### Given exercise A:
Could you transcribe the passage on equivalent intermediate representations word for word, starting with "Next, in operation" and going on through "sub-module described above."?

--- start of Supplied text ---

Because tensor algebra has equivalence, the equivalent transformation conforming to the transformation rule set does not change the overall equivalence of the tensor program. Thus, searching in the search space may obtain a plurality of intermediate representations equivalent to the initial intermediate representation.

Optionally, operation S202 further includes: based on a maximum search depth, a search is performed in the search space to determine a plurality of equivalent intermediate representations equivalent to the intermediate representation. Where the maximum search depth refers to the number of steps taken from the initial intermediate representation to an equivalent intermediate representation. When the search reaches the maximum search depth, stopping the search, and judging whether the intermediate representation equivalent to the initial intermediate representation exists or not, so that resource waste and efficiency reduction caused by too deep search can be avoided.

Next, in operation S203, a target intermediate representation is determined using the plurality of equivalent intermediate representations based on a distance between an intermediate representation of a preset operator and the equivalent intermediate representation. As described above, operation S203 may alternatively be performed by the distance guidance search sub-module described above.

Alternatively, in operation S202 described above, a number of equivalent intermediate representations may be obtained. These equivalent intermediate representations are not necessarily capable of being compiled into better performing executable code. If these equivalent intermediate representations are compiled one-by-one into executable code, then comparing the computational performance of these executable codes wastes a significant amount of computational resources and time. Therefore, it is necessary to select an equivalent intermediate representation capable of causing the computational performance of the executable code to be improved as a target intermediate representation in operation S203. For this reason, it is desirable to devise efficient search methods to achieve fast finding target intermediate representations that can be compiled into efficient executable code.

Alternatively, these equivalent intermediate representations can be broadly divided into two types, namely, computationally intensive equivalent intermediate representations and computationally non-intensive equivalent intermediate representations. In an embodiment of the present disclosure, an operator library is preset for computationally intensive equivalent intermediate representations. A large number of preset operators are stored in the operator library. These preset operators may correspond to specific intermediate representations and these intermediate representations have been experimentally proven to be able to be translated into better performing executable code.

In order to be able to efficiently match computationally intensive operators to preset operators in an operator library, the similarity between intermediate representations of the preset operators can be measured by calculating the distance between the two intermediate representations. The smaller the distance from the intermediate representation of the preset operator, the closer the equivalent intermediate representation is to the preset intermediate operator.

Alternatively, the distance between any two intermediate representations may be defined as the number of different iteration variables that the two intermediate representations possess, the greater the number of different iteration variables the greater the distance therebetween, the lesser the number of different iteration variables the lesser the distance therebetween. Whereby the calculation of the distance between the intermediate representation of the preset operator and the equivalent intermediate representation comprises: determining a first set of iteration variables in an iterator of a plurality of tensors associated with the preset operator based on an intermediate representation of the preset operator; determining, based on the equivalent intermediate representation, a second set of iteration variables in an iterator of a plurality of tensors related to operators in the equivalent intermediate representation; and calculating a distance between an intermediate representation of the preset operator and the equivalent intermediate representation based on the difference between the first set and the second set. Of course, the present disclosure is not limited thereto.

--- end of Supplied text ---
--- start of Task input ---

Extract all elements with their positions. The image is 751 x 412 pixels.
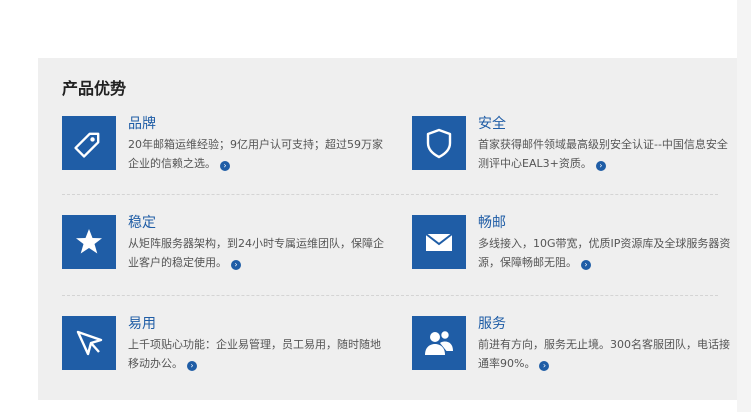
feature-smooth-mail: 畅邮 多线接入，10G带宽，优质IP资源库及全球服务器资源，保障畅邮无阻。 › — [412, 215, 732, 275]
feature-title: 稳定 — [128, 215, 156, 231]
feature-desc: 20年邮箱运维经验；9亿用户认可支持；超过59万家企业的信赖之选。 › — [128, 138, 383, 171]
feature-title: 易用 — [128, 316, 156, 332]
product-advantages-panel: 产品优势 品牌 20年邮箱运维经验；9亿用户认可支持；超过59万家企业的信赖之选… — [38, 58, 737, 400]
star-icon — [62, 215, 116, 269]
section-title: 产品优势 — [62, 79, 127, 98]
feature-desc: 前进有方向，服务无止境。300名客服团队，电话接通率90%。 › — [478, 338, 730, 371]
feature-security: 安全 首家获得邮件领域最高级别安全认证--中国信息安全测评中心EAL3+资质。 › — [412, 116, 732, 176]
feature-title: 服务 — [478, 316, 506, 332]
feature-title: 畅邮 — [478, 215, 506, 231]
more-arrow-icon[interactable]: › — [595, 161, 606, 171]
more-arrow-icon[interactable]: › — [220, 161, 230, 171]
shield-icon — [412, 116, 466, 170]
tag-icon — [62, 116, 116, 170]
feature-service: 服务 前进有方向，服务无止境。300名客服团队，电话接通率90%。 › — [412, 316, 732, 376]
feature-desc: 上千项贴心功能：企业易管理，员工易用，随时随地移动办公。 › — [128, 338, 381, 371]
team-icon — [412, 316, 466, 370]
feature-title: 安全 — [478, 116, 506, 132]
feature-brand: 品牌 20年邮箱运维经验；9亿用户认可支持；超过59万家企业的信赖之选。 › — [62, 116, 383, 176]
feature-title: 品牌 — [128, 116, 156, 132]
row-divider — [62, 194, 718, 195]
more-arrow-icon[interactable]: › — [231, 260, 241, 270]
feature-stable: 稳定 从矩阵服务器架构，到24小时专属运维团队，保障企业客户的稳定使用。 › — [62, 215, 384, 275]
more-arrow-icon[interactable]: › — [539, 361, 550, 371]
feature-desc: 首家获得邮件领域最高级别安全认证--中国信息安全测评中心EAL3+资质。 › — [478, 138, 728, 171]
more-arrow-icon[interactable]: › — [581, 260, 591, 270]
more-arrow-icon[interactable]: › — [187, 361, 197, 371]
envelope-icon — [412, 215, 466, 269]
row-divider — [62, 295, 718, 296]
cursor-icon — [62, 316, 116, 370]
right-edge-strip — [737, 0, 751, 412]
feature-desc: 多线接入，10G带宽，优质IP资源库及全球服务器资源，保障畅邮无阻。 › — [478, 237, 731, 270]
feature-desc: 从矩阵服务器架构，到24小时专属运维团队，保障企业客户的稳定使用。 › — [128, 237, 384, 270]
feature-easy-use: 易用 上千项贴心功能：企业易管理，员工易用，随时随地移动办公。 › — [62, 316, 382, 376]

--- end of Task input ---

### Given exercise B:
How would you express the lines of the entries, starting with the line with "feature-smooth-mail: 畅邮 多线接入，10G带宽，优质IP资源库及全球服务器资源，保障畅邮无阻。" and going on through the line with "feature-service: 服务 前进有方向，服务无止境。300名客服团队，电话接通率90%。", as a Markdown table with the columns Row and Line, leaving out any blank lines?

### Final result A:
Next, in operation S203, a target intermediate representation is determined using the plurality of equivalent intermediate representations based on a distance between an intermediate representation of a preset operator and the equivalent intermediate representation. As described above, operation S203 may alternatively be performed by the distance guidance search sub-module described above.

### Final result B:
| Row | Line |
|---|---|
| 1 | feature-smooth-mail: 畅邮 多线接入，10G带宽，优质IP资源库及全球服务器资源，保障畅邮无阻。 › — [412, 215, 732, 275] |
| 2 | feature-title: 稳定 — [128, 215, 156, 231] |
| 3 | feature-desc: 20年邮箱运维经验；9亿用户认可支持；超过59万家企业的信赖之选。 › — [128, 138, 383, 171] |
| 4 | feature-title: 易用 — [128, 316, 156, 332] |
| 5 | product-advantages-panel: 产品优势 品牌 20年邮箱运维经验；9亿用户认可支持；超过59万家企业的信赖之选… — [38, 58, 737, 400] |
| 6 | star-icon — [62, 215, 116, 269] |
| 7 | section-title: 产品优势 — [62, 79, 127, 98] |
| 8 | feature-desc: 前进有方向，服务无止境。300名客服团队，电话接通率90%。 › — [478, 338, 730, 371] |
| 9 | feature-security: 安全 首家获得邮件领域最高级别安全认证--中国信息安全测评中心EAL3+资质。 › — [412, 116, 732, 176] |
| 10 | feature-title: 服务 — [478, 316, 506, 332] |
| 11 | feature-title: 畅邮 — [478, 215, 506, 231] |
| 12 | more-arrow-icon[interactable]: › — [595, 161, 606, 171] |
| 13 | more-arrow-icon[interactable]: › — [220, 161, 230, 171] |
| 14 | shield-icon — [412, 116, 466, 170] |
| 15 | tag-icon — [62, 116, 116, 170] |
| 16 | feature-service: 服务 前进有方向，服务无止境。300名客服团队，电话接通率90%。 › — [412, 316, 732, 376] |